_EXERCISE DIRECTIONS:_ Leaving out the pictures, please retype each record exactly.

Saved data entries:
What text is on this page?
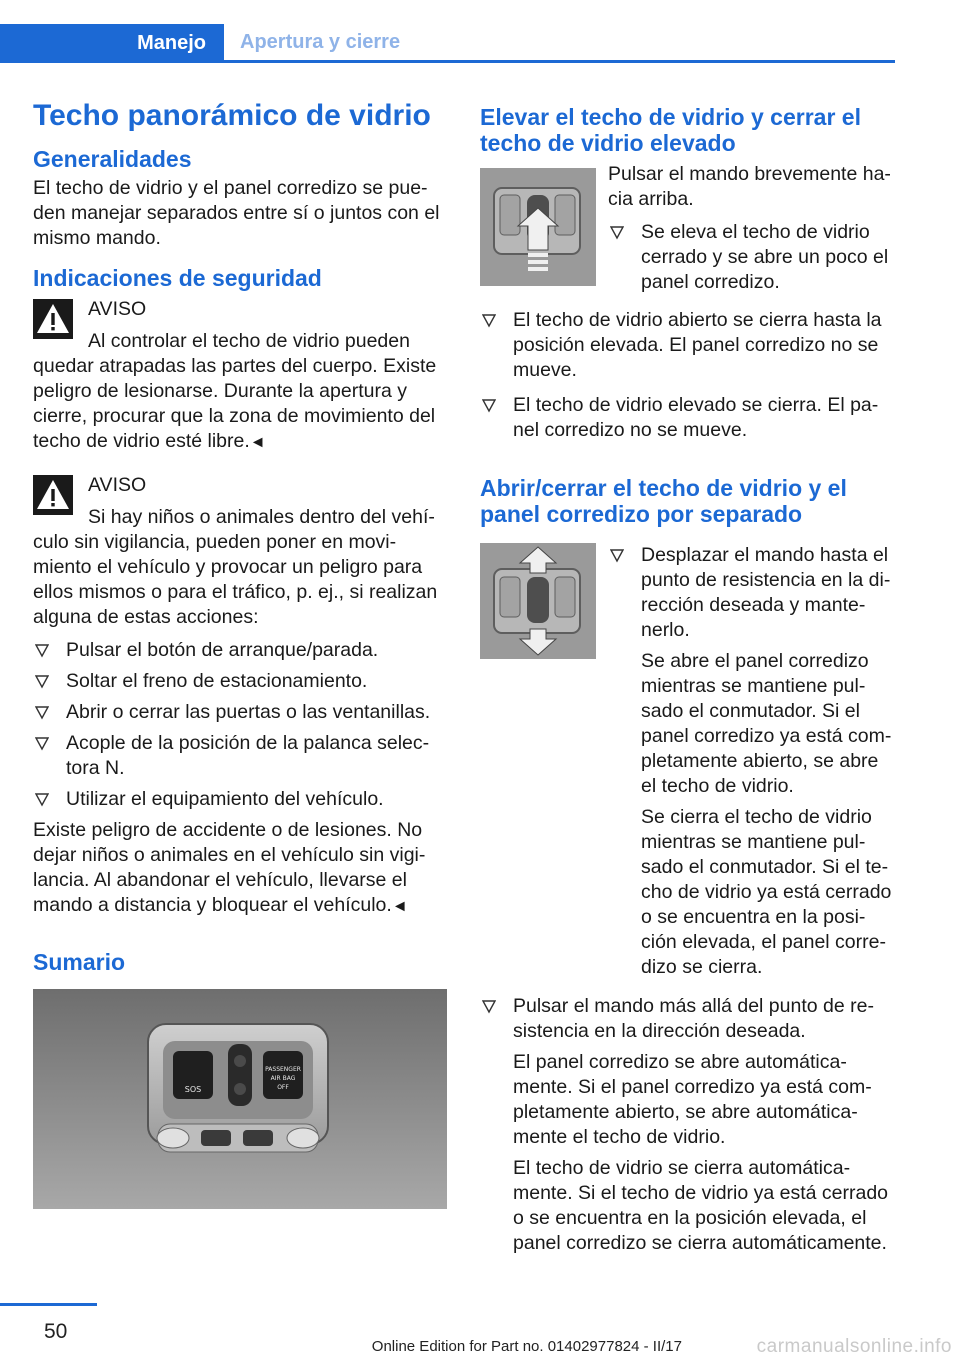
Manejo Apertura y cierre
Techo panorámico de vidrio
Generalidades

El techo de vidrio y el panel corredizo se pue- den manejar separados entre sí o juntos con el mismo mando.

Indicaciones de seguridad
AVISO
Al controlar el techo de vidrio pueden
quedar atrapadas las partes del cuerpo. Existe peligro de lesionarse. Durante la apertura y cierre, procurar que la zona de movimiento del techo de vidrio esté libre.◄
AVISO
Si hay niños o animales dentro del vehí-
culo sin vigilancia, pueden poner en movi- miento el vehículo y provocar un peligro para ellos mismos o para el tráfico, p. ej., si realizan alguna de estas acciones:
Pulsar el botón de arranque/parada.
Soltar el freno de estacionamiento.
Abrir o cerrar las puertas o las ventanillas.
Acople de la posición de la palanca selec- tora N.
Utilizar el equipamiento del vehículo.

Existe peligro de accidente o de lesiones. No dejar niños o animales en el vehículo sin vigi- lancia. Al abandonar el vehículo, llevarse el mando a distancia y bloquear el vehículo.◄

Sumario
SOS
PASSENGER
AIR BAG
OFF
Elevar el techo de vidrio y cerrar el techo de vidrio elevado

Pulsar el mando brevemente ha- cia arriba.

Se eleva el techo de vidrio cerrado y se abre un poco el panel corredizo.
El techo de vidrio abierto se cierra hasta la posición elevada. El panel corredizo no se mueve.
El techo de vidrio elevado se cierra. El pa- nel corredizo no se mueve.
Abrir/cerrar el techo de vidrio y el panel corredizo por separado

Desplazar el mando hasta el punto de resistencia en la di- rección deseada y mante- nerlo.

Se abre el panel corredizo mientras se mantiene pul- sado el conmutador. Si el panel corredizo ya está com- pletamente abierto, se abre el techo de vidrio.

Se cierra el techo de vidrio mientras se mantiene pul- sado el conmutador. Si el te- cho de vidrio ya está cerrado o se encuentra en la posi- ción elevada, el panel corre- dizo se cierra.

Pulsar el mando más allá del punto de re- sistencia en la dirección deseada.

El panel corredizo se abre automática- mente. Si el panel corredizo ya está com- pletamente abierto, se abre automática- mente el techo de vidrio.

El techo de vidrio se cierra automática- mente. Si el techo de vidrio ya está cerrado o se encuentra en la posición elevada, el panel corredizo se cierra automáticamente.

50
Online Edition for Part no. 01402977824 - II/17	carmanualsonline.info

_THE ANSWER:_
What text is on this page?
Manejo Apertura y cierre
Techo panorámico de vidrio
Generalidades

El techo de vidrio y el panel corredizo se pue- den manejar separados entre sí o juntos con el mismo mando.

Indicaciones de seguridad
AVISO
Al controlar el techo de vidrio pueden
quedar atrapadas las partes del cuerpo. Existe peligro de lesionarse. Durante la apertura y cierre, procurar que la zona de movimiento del techo de vidrio esté libre.◄
AVISO
Si hay niños o animales dentro del vehí-
culo sin vigilancia, pueden poner en movi- miento el vehículo y provocar un peligro para ellos mismos o para el tráfico, p. ej., si realizan alguna de estas acciones:
Pulsar el botón de arranque/parada.
Soltar el freno de estacionamiento.
Abrir o cerrar las puertas o las ventanillas.
Acople de la posición de la palanca selec- tora N.
Utilizar el equipamiento del vehículo.

Existe peligro de accidente o de lesiones. No dejar niños o animales en el vehículo sin vigi- lancia. Al abandonar el vehículo, llevarse el mando a distancia y bloquear el vehículo.◄

Sumario
SOS
PASSENGER
AIR BAG
OFF
Elevar el techo de vidrio y cerrar el techo de vidrio elevado

Pulsar el mando brevemente ha- cia arriba.

Se eleva el techo de vidrio cerrado y se abre un poco el panel corredizo.
El techo de vidrio abierto se cierra hasta la posición elevada. El panel corredizo no se mueve.
El techo de vidrio elevado se cierra. El pa- nel corredizo no se mueve.
Abrir/cerrar el techo de vidrio y el panel corredizo por separado

Desplazar el mando hasta el punto de resistencia en la di- rección deseada y mante- nerlo.

Se abre el panel corredizo mientras se mantiene pul- sado el conmutador. Si el panel corredizo ya está com- pletamente abierto, se abre el techo de vidrio.

Se cierra el techo de vidrio mientras se mantiene pul- sado el conmutador. Si el te- cho de vidrio ya está cerrado o se encuentra en la posi- ción elevada, el panel corre- dizo se cierra.

Pulsar el mando más allá del punto de re- sistencia en la dirección deseada.

El panel corredizo se abre automática- mente. Si el panel corredizo ya está com- pletamente abierto, se abre automática- mente el techo de vidrio.

El techo de vidrio se cierra automática- mente. Si el techo de vidrio ya está cerrado o se encuentra en la posición elevada, el panel corredizo se cierra automáticamente.

50
Online Edition for Part no. 01402977824 - II/17	carmanualsonline.info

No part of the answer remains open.